◆ **Problem to solve**
Go through the entries and count the lines with the string "иным" in them. Give only that number.

--- BEGIN Given entries ---

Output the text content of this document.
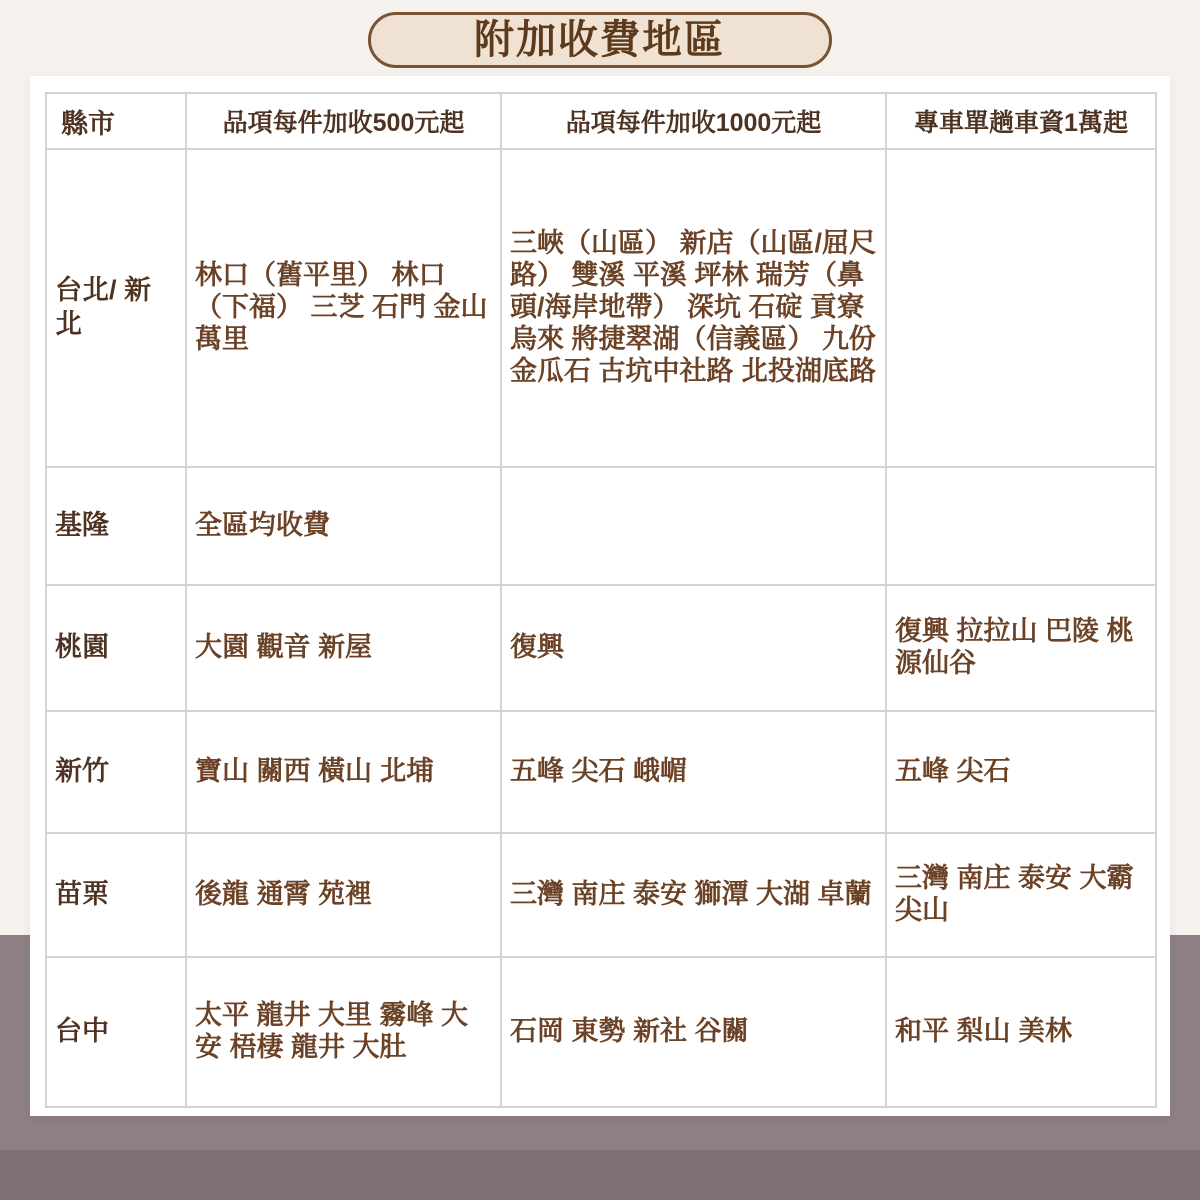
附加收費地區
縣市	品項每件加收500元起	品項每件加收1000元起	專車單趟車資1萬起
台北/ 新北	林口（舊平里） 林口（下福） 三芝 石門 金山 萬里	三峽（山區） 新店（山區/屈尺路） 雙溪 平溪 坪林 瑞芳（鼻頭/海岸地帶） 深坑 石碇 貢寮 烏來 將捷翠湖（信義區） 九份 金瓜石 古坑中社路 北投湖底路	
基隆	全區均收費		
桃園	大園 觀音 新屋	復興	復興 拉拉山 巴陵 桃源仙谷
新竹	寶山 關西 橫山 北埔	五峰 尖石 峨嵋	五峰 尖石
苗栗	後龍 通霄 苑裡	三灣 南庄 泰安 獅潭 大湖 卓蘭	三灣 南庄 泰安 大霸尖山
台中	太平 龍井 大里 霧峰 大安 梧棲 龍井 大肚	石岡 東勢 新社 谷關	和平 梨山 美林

--- END Given entries ---
--- BEGIN Given entries ---

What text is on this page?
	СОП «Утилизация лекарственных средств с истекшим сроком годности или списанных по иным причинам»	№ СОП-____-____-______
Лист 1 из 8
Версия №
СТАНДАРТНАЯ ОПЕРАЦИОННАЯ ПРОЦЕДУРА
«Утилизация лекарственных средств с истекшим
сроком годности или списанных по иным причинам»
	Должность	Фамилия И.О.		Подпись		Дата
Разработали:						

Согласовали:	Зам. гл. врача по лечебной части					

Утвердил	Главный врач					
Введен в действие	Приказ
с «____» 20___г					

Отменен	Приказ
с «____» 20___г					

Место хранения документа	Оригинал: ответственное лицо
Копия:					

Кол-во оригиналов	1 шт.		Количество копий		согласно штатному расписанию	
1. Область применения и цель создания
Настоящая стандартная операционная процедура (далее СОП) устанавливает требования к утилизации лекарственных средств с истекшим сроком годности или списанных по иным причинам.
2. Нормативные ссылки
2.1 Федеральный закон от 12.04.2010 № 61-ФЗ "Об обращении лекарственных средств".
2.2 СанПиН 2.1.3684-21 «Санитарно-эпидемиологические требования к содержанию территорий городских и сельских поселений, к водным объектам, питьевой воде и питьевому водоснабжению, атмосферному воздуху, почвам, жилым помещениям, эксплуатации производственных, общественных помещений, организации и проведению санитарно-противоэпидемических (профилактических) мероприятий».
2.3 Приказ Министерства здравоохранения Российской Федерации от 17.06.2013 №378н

--- END Given entries ---
--- BEGIN Given entries ---

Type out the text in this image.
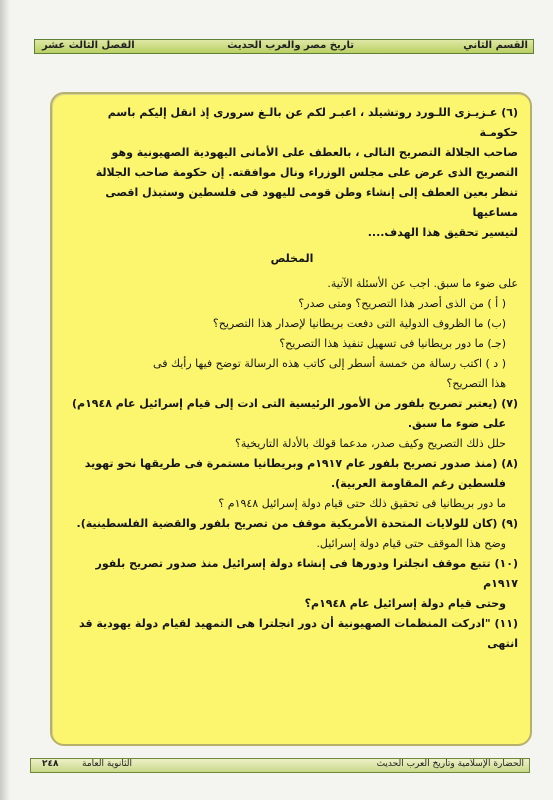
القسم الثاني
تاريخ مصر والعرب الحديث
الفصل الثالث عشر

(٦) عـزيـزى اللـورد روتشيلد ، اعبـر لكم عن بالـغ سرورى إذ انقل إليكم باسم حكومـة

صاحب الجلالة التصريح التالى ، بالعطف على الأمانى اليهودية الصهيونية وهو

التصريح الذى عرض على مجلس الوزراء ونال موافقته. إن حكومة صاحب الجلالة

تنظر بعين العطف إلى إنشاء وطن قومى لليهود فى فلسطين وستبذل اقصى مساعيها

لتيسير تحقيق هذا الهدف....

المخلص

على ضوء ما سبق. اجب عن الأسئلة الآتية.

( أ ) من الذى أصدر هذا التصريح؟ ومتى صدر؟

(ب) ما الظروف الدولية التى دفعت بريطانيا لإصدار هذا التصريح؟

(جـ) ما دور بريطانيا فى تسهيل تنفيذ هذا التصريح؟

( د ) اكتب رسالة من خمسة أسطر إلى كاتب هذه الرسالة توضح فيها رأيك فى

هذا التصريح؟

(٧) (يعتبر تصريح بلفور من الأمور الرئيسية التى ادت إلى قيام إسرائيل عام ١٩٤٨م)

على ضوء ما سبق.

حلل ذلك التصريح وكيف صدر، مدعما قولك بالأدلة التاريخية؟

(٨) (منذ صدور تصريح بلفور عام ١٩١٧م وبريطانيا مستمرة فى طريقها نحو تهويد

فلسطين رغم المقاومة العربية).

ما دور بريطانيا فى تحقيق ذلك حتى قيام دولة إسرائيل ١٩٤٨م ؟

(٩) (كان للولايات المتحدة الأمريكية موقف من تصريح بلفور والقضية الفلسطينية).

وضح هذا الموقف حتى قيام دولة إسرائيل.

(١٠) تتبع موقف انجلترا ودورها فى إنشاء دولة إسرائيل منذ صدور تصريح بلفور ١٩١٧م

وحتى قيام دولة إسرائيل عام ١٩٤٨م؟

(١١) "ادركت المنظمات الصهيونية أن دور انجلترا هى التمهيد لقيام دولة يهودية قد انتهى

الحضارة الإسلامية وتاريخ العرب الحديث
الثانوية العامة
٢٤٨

--- END Given entries ---

◆ **Correct response**
3